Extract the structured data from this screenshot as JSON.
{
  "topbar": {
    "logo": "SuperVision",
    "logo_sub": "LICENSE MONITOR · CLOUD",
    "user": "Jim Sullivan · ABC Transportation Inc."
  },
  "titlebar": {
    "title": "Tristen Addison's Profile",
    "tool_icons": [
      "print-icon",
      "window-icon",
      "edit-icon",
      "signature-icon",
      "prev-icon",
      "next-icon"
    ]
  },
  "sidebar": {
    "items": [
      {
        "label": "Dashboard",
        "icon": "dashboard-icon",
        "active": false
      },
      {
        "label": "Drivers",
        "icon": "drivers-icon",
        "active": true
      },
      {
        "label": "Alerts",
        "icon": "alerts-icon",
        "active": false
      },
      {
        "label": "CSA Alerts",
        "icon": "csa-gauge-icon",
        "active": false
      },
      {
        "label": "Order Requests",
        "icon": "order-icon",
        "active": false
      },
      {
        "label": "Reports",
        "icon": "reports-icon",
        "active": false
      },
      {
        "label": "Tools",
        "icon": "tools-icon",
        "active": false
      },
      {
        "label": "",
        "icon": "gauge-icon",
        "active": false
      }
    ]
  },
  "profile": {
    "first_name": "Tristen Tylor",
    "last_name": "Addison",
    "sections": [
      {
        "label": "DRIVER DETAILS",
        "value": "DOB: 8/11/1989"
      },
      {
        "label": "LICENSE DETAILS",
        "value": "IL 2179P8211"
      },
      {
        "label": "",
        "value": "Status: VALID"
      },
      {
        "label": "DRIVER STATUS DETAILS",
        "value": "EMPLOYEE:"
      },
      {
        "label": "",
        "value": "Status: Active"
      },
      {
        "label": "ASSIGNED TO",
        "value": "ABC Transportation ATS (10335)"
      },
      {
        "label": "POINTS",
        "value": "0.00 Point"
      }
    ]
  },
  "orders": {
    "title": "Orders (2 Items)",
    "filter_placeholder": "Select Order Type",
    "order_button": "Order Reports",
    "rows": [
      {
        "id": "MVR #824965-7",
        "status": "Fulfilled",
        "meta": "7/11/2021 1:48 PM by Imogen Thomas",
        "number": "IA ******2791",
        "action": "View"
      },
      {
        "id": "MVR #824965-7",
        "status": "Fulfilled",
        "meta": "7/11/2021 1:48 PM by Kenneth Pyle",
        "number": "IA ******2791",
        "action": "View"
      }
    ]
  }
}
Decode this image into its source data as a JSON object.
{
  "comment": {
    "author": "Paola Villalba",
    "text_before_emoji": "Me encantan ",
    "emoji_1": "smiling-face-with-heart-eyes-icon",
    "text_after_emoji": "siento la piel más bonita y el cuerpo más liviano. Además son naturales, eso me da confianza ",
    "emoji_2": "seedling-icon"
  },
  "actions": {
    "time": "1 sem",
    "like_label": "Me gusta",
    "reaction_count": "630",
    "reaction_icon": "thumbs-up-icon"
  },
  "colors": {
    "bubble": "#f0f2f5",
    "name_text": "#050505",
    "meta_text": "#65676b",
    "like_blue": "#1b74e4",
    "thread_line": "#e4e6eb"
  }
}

___

- **GIVEN REQUEST**
Return exactly the lines from the one containing "Decode this image" through the last line of the records above, both included, and nothing else.

- **RESPONSE BELOW**
Decode this image into its source data as a JSON object.
{
  "comment": {
    "author": "Paola Villalba",
    "text_before_emoji": "Me encantan ",
    "emoji_1": "smiling-face-with-heart-eyes-icon",
    "text_after_emoji": "siento la piel más bonita y el cuerpo más liviano. Además son naturales, eso me da confianza ",
    "emoji_2": "seedling-icon"
  },
  "actions": {
    "time": "1 sem",
    "like_label": "Me gusta",
    "reaction_count": "630",
    "reaction_icon": "thumbs-up-icon"
  },
  "colors": {
    "bubble": "#f0f2f5",
    "name_text": "#050505",
    "meta_text": "#65676b",
    "like_blue": "#1b74e4",
    "thread_line": "#e4e6eb"
  }
}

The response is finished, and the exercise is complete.